-- START Records supplied --
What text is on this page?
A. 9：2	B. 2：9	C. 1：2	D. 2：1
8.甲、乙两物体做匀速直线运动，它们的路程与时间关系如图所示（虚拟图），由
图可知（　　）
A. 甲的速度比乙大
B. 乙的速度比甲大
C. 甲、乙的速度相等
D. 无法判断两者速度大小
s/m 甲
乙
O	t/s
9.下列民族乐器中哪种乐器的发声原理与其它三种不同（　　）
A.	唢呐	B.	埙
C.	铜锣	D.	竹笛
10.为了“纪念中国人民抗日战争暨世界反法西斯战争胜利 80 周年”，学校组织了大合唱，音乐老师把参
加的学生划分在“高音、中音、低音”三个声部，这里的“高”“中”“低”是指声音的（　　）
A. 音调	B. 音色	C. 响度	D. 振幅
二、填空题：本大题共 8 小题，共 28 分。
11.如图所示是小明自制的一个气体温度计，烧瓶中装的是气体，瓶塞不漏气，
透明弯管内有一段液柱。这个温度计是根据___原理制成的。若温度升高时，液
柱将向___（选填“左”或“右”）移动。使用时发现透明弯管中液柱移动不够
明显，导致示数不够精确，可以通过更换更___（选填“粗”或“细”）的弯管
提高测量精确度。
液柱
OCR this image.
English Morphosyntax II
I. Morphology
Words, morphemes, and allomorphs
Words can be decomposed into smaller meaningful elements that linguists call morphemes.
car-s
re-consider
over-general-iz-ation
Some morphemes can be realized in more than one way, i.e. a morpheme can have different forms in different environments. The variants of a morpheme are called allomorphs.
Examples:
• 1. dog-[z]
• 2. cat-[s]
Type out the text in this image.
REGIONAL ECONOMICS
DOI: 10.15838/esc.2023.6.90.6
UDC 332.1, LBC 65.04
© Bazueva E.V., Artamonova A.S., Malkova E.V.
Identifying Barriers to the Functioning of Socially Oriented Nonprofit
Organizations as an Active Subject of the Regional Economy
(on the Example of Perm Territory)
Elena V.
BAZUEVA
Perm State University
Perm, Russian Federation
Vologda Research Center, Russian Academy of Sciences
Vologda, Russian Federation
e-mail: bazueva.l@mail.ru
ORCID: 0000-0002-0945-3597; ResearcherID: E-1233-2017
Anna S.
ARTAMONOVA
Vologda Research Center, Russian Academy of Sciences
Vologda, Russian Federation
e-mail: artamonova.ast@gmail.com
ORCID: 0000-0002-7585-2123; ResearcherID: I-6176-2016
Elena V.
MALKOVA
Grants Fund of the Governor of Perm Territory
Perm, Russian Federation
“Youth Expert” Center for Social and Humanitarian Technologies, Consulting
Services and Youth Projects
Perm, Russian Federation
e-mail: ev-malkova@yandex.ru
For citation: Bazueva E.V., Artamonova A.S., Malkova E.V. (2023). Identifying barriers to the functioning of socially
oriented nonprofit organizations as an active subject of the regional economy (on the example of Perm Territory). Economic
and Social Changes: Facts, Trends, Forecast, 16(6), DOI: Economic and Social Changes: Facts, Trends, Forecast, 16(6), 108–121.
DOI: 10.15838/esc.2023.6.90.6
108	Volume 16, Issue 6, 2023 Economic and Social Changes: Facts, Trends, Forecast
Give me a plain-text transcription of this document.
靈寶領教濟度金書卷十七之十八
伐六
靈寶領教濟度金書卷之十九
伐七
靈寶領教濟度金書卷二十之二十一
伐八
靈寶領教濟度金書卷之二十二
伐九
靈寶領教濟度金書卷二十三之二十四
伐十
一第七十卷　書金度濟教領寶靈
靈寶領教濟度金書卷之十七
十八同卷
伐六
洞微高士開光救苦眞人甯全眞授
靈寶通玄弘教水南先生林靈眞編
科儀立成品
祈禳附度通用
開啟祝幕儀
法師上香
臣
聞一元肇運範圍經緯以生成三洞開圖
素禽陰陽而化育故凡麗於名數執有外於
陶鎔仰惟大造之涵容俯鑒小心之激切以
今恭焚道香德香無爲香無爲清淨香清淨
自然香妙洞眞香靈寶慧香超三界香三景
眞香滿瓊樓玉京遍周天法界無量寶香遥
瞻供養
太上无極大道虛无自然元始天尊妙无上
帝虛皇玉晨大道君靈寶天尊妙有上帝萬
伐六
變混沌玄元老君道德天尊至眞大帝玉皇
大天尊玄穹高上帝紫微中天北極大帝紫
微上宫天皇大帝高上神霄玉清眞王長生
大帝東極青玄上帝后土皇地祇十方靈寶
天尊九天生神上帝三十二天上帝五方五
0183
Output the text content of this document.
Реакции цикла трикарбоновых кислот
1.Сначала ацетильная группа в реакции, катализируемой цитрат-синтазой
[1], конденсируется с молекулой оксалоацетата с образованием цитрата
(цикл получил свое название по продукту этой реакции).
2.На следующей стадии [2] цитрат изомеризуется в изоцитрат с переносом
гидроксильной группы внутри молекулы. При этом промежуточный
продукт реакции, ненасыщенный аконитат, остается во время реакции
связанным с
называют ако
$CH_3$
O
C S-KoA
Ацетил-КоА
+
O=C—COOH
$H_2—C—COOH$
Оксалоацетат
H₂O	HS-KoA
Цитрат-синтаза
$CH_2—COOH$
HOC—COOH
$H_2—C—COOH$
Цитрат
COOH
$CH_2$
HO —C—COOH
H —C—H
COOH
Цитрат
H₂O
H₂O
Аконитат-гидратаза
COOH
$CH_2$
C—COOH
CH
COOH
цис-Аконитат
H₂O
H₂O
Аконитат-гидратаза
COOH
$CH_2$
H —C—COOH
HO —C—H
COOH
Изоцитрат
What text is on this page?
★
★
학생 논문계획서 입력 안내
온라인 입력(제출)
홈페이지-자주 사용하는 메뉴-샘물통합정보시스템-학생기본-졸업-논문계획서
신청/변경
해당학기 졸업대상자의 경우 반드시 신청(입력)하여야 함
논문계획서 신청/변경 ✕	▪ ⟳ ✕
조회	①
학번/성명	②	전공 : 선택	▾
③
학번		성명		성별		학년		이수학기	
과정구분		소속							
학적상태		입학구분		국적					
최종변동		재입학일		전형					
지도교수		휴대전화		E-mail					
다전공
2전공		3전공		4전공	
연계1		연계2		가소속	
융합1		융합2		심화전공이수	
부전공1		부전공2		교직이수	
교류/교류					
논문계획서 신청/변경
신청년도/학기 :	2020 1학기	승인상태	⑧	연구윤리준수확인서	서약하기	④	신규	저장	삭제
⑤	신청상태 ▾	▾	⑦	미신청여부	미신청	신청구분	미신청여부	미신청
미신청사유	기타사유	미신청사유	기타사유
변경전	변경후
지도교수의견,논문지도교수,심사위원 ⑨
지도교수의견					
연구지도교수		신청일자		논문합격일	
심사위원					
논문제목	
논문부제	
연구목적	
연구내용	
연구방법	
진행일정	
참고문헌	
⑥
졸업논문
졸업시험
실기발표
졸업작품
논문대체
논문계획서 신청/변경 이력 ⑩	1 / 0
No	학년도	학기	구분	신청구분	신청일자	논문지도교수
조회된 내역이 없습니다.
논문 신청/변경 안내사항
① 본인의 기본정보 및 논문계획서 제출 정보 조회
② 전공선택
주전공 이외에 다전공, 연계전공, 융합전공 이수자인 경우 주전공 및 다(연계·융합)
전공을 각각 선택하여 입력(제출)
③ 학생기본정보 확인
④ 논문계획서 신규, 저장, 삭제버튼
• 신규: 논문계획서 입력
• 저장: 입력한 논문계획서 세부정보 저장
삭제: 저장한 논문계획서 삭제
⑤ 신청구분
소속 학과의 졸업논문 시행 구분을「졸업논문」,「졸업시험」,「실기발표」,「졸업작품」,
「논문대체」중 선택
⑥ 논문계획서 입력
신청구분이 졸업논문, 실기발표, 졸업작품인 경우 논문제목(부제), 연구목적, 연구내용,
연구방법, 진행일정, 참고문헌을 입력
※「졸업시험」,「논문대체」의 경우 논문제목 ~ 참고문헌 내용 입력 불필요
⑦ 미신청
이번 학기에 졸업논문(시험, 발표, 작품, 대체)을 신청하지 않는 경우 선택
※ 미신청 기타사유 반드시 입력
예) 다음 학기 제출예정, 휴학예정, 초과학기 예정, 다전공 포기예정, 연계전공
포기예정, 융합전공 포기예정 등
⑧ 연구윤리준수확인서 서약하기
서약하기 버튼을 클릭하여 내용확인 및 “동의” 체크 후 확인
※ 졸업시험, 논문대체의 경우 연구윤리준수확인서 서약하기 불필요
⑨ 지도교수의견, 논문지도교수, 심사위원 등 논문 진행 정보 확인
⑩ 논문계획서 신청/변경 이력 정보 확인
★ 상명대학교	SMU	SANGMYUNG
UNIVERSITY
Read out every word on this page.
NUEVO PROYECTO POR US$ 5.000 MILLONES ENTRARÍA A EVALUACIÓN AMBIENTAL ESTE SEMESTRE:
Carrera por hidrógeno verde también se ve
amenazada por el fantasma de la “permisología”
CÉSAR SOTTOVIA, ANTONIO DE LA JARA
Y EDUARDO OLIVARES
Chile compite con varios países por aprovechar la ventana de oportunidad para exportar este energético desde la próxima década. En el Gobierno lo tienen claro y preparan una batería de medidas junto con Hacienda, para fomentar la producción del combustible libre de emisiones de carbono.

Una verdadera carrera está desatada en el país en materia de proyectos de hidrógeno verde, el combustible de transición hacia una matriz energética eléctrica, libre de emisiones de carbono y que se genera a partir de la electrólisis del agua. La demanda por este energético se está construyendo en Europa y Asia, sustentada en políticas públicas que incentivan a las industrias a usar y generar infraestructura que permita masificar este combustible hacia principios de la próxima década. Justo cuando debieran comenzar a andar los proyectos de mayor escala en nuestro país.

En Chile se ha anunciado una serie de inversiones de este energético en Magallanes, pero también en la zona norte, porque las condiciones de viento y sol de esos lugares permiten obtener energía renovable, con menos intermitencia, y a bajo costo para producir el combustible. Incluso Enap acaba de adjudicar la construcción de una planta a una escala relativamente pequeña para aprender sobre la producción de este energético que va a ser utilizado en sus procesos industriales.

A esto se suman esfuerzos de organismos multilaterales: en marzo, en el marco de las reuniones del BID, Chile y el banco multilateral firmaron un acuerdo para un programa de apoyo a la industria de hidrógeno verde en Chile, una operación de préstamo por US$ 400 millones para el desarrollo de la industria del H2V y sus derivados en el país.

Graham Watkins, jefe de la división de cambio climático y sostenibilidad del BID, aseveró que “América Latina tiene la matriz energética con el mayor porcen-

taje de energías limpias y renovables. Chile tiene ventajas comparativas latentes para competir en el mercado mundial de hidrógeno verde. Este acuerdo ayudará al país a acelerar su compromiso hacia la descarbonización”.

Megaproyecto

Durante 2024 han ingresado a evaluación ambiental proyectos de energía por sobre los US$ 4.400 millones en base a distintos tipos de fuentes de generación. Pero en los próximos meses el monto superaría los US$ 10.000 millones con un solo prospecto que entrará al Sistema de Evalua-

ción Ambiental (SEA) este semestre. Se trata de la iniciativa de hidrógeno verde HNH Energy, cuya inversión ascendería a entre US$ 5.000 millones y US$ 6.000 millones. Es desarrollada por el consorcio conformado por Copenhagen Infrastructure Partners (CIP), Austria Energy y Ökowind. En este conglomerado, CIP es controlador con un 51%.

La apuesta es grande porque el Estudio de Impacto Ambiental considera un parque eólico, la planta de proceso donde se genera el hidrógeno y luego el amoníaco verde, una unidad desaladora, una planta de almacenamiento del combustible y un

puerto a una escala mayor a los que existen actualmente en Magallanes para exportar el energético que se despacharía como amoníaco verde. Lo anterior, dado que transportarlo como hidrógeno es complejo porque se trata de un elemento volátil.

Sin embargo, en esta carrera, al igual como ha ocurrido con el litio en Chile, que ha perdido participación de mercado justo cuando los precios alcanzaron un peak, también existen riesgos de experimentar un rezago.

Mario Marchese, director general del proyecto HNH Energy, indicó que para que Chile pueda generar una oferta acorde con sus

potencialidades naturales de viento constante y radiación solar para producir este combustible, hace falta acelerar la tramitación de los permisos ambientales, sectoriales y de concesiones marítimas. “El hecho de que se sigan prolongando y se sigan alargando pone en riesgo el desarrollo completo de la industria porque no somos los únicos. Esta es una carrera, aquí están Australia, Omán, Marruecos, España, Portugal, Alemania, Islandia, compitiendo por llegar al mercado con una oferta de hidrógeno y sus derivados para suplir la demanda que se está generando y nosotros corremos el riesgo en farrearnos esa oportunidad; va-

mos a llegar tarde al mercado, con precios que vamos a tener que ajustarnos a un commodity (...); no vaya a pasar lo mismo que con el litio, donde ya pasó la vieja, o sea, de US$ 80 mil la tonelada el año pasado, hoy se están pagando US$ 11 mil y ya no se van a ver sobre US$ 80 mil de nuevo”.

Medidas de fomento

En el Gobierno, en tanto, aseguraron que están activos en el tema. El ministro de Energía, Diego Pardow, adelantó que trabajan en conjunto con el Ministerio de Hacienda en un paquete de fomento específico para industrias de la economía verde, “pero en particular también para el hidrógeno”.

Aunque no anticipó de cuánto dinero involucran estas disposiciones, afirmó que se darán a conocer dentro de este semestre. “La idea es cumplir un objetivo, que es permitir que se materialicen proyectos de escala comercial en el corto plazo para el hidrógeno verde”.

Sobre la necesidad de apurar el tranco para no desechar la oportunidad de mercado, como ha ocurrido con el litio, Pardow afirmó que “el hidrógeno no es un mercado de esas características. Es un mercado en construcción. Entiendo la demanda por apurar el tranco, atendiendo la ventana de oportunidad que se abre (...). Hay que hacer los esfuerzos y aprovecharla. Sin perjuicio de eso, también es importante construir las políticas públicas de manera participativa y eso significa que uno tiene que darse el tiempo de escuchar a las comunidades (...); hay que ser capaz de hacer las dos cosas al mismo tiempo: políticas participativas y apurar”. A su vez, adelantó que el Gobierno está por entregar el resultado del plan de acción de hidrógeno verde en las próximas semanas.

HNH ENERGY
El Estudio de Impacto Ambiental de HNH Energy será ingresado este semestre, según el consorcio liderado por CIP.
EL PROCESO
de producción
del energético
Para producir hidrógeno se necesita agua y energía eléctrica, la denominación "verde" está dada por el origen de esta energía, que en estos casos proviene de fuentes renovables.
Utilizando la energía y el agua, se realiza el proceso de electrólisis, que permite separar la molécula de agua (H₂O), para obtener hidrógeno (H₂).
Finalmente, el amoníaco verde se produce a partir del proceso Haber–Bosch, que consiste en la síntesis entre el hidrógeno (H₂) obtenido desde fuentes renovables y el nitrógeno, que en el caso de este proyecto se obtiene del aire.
-- END Records supplied --
Collect the lines of the data that carry the word "포기예정".

예) 다음 학기 제출예정, 휴학예정, 초과학기 예정, 다전공 포기예정, 연계전공
포기예정, 융합전공 포기예정 등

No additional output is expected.